:: Text des Dokuments ::
================

Du machst mich traurig, mein Kind

So steh ich da, bin betrübt, sauer, perspektivenlos und traurig. Warum geht alles schief? Warum ist alles so abgrundtief SCHLECHT? Was mach ich hier an diesem Scheiß-Bahnhof und hasse die ganze Welt?

Ich habe einen Job, der mich nicht wirklich erfüllt, ja der mich langweilt und bei dem ich mein Potential und meine Stärken gar nicht richtig nutzen kann. Freunde melden sich kaum bei mir, sei denn ich melde mich und die Familie sehe ich auch fast garnicht mehr.

Ich hadere mit mir, seit Wochen grübele ich über meine Zukunft. Hadere damit, dass ich nicht bin wo ich sein könnte! Das ich nicht tue was ich tunen könnte, das ich mehr könnte - SO viel mehr!

Was kann ich bloß tun? Wo will ich bloß sein? Was ist meine Berufung?

================

:: Gegebene Daten ::
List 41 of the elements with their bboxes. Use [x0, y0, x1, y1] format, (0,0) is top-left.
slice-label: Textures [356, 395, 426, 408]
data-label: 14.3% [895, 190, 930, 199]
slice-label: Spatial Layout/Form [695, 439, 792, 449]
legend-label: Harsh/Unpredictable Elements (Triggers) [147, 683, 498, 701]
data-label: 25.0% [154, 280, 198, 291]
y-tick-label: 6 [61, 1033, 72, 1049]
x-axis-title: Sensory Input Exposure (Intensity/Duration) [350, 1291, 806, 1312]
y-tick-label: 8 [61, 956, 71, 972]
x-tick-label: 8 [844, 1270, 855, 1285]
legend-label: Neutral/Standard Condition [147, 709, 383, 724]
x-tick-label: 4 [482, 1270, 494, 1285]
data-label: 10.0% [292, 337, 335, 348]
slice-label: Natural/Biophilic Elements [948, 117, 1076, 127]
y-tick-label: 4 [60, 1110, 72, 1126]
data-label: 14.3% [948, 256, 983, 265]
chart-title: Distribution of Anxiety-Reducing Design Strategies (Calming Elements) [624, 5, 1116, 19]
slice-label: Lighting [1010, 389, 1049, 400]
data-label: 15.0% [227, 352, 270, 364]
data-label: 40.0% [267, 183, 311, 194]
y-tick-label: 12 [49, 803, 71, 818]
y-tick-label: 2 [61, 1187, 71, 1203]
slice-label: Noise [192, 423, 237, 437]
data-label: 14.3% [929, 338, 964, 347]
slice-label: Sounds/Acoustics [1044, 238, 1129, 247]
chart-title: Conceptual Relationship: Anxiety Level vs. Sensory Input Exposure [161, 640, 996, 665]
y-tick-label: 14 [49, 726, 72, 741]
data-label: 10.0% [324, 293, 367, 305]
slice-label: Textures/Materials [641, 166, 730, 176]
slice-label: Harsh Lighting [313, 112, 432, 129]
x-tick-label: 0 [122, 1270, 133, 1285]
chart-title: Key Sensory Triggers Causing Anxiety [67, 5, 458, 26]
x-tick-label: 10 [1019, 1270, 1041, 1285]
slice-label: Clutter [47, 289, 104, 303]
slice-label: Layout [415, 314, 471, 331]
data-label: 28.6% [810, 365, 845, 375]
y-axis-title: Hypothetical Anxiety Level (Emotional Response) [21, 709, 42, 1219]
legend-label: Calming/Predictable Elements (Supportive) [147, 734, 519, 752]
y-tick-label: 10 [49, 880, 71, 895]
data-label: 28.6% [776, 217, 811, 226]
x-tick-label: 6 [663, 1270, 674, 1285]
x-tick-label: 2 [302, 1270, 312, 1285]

================

:: Deine Aufgaben ::
**A)** Schreib aus dem Text „Du machst mich traurig, mein Kind“ die Stelle von „So steh ich“ bis „ist meine Berufung?“ wortgetreu ab.
**B)** Prüfe, ob diese Aussagen zum Text „Du machst mich traurig, mein Kind“ passen. Antworte jeweils mit Ja oder Nein und zitiere die entscheidenden Worte des Textes wörtlich: (i) Die schreibende Person fühlt sich von ihrem Job nicht erfüllt. (ii) Die schreibende Person sieht ihre Familie regelmäßig. (iii) Die schreibende Person denkt seit Wochen über ihre Zukunft nach.
**C)** An welchem Ort steht die schreibende Person laut dem Text „Du machst mich traurig, mein Kind“?

:: Antworten je Aufgabe ::
**A)**
So steh ich da, bin betrübt, sauer, perspektivenlos und traurig. Warum geht alles schief? Warum ist alles so abgrundtief SCHLECHT? Was mach ich hier an diesem Scheiß-Bahnhof und hasse die ganze Welt?

Ich habe einen Job, der mich nicht wirklich erfüllt, ja der mich langweilt und bei dem ich mein Potential und meine Stärken gar nicht richtig nutzen kann. Freunde melden sich kaum bei mir, sei denn ich melde mich und die Familie sehe ich auch fast garnicht mehr.

Ich hadere mit mir, seit Wochen grübele ich über meine Zukunft. Hadere damit, dass ich nicht bin wo ich sein könnte! Das ich nicht tue was ich tunen könnte, das ich mehr könnte - SO viel mehr!

Was kann ich bloß tun? Wo will ich bloß sein? Was ist meine Berufung?

**B)**
(i) Ja: „Ich habe einen Job, der mich nicht wirklich erfüllt“
(ii) Nein: „die Familie sehe ich auch fast garnicht mehr“
(iii) Ja: „seit Wochen grübele ich über meine Zukunft“

**C)** An einem Bahnhof.